Dataset items
┌──

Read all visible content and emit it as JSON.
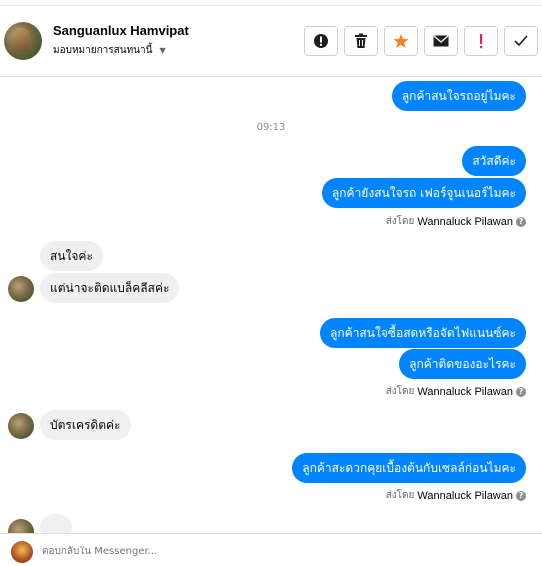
{
  "header": {
    "name": "Sanguanlux Hamvipat",
    "assign_label": "มอบหมายการสนทนานี้",
    "actions": [
      {
        "icon": "exclamation-circle-icon"
      },
      {
        "icon": "trash-icon"
      },
      {
        "icon": "star-icon"
      },
      {
        "icon": "envelope-icon"
      },
      {
        "icon": "exclamation-icon"
      },
      {
        "icon": "check-icon"
      }
    ]
  },
  "thread": {
    "messages": [
      {
        "dir": "out",
        "text": "ลูกค้าสนใจรถอยู่ไมคะ"
      },
      {
        "type": "time",
        "text": "09:13"
      },
      {
        "dir": "out",
        "text": "สวัสดีค่ะ"
      },
      {
        "dir": "out",
        "text": "ลูกค้ายังสนใจรถ เฟอร์จูนเนอร์ไมคะ"
      },
      {
        "type": "sentby",
        "prefix": "ส่งโดย",
        "sender": "Wannaluck Pilawan"
      },
      {
        "dir": "in",
        "text": "สนใจค่ะ"
      },
      {
        "dir": "in",
        "text": "แต่น่าจะติดแบล็คลีสค่ะ"
      },
      {
        "dir": "out",
        "text": "ลูกค้าสนใจซื้อสดหรือจัดไฟแนนซ์คะ"
      },
      {
        "dir": "out",
        "text": "ลูกค้าติดของอะไรคะ"
      },
      {
        "type": "sentby",
        "prefix": "ส่งโดย",
        "sender": "Wannaluck Pilawan"
      },
      {
        "dir": "in",
        "text": "บัตรเครดิตค่ะ"
      },
      {
        "dir": "out",
        "text": "ลูกค้าสะดวกคุยเบื้องต้นกับเซลล์ก่อนไมคะ"
      },
      {
        "type": "sentby",
        "prefix": "ส่งโดย",
        "sender": "Wannaluck Pilawan"
      }
    ]
  },
  "composer": {
    "placeholder": "ตอบกลับใน Messenger..."
  },
  "colors": {
    "outgoing_bubble": "#0084ff",
    "incoming_bubble": "#f0f0f0",
    "star": "#f5821f",
    "alert": "#e0245e"
  }
}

└──

## Set problem
Return the listing above unchanged, apart from dropping its pictures.

## Answer in full
Read all visible content and emit it as JSON.
{
  "header": {
    "name": "Sanguanlux Hamvipat",
    "assign_label": "มอบหมายการสนทนานี้",
    "actions": [
      {
        "icon": "exclamation-circle-icon"
      },
      {
        "icon": "trash-icon"
      },
      {
        "icon": "star-icon"
      },
      {
        "icon": "envelope-icon"
      },
      {
        "icon": "exclamation-icon"
      },
      {
        "icon": "check-icon"
      }
    ]
  },
  "thread": {
    "messages": [
      {
        "dir": "out",
        "text": "ลูกค้าสนใจรถอยู่ไมคะ"
      },
      {
        "type": "time",
        "text": "09:13"
      },
      {
        "dir": "out",
        "text": "สวัสดีค่ะ"
      },
      {
        "dir": "out",
        "text": "ลูกค้ายังสนใจรถ เฟอร์จูนเนอร์ไมคะ"
      },
      {
        "type": "sentby",
        "prefix": "ส่งโดย",
        "sender": "Wannaluck Pilawan"
      },
      {
        "dir": "in",
        "text": "สนใจค่ะ"
      },
      {
        "dir": "in",
        "text": "แต่น่าจะติดแบล็คลีสค่ะ"
      },
      {
        "dir": "out",
        "text": "ลูกค้าสนใจซื้อสดหรือจัดไฟแนนซ์คะ"
      },
      {
        "dir": "out",
        "text": "ลูกค้าติดของอะไรคะ"
      },
      {
        "type": "sentby",
        "prefix": "ส่งโดย",
        "sender": "Wannaluck Pilawan"
      },
      {
        "dir": "in",
        "text": "บัตรเครดิตค่ะ"
      },
      {
        "dir": "out",
        "text": "ลูกค้าสะดวกคุยเบื้องต้นกับเซลล์ก่อนไมคะ"
      },
      {
        "type": "sentby",
        "prefix": "ส่งโดย",
        "sender": "Wannaluck Pilawan"
      }
    ]
  },
  "composer": {
    "placeholder": "ตอบกลับใน Messenger..."
  },
  "colors": {
    "outgoing_bubble": "#0084ff",
    "incoming_bubble": "#f0f0f0",
    "star": "#f5821f",
    "alert": "#e0245e"
  }
}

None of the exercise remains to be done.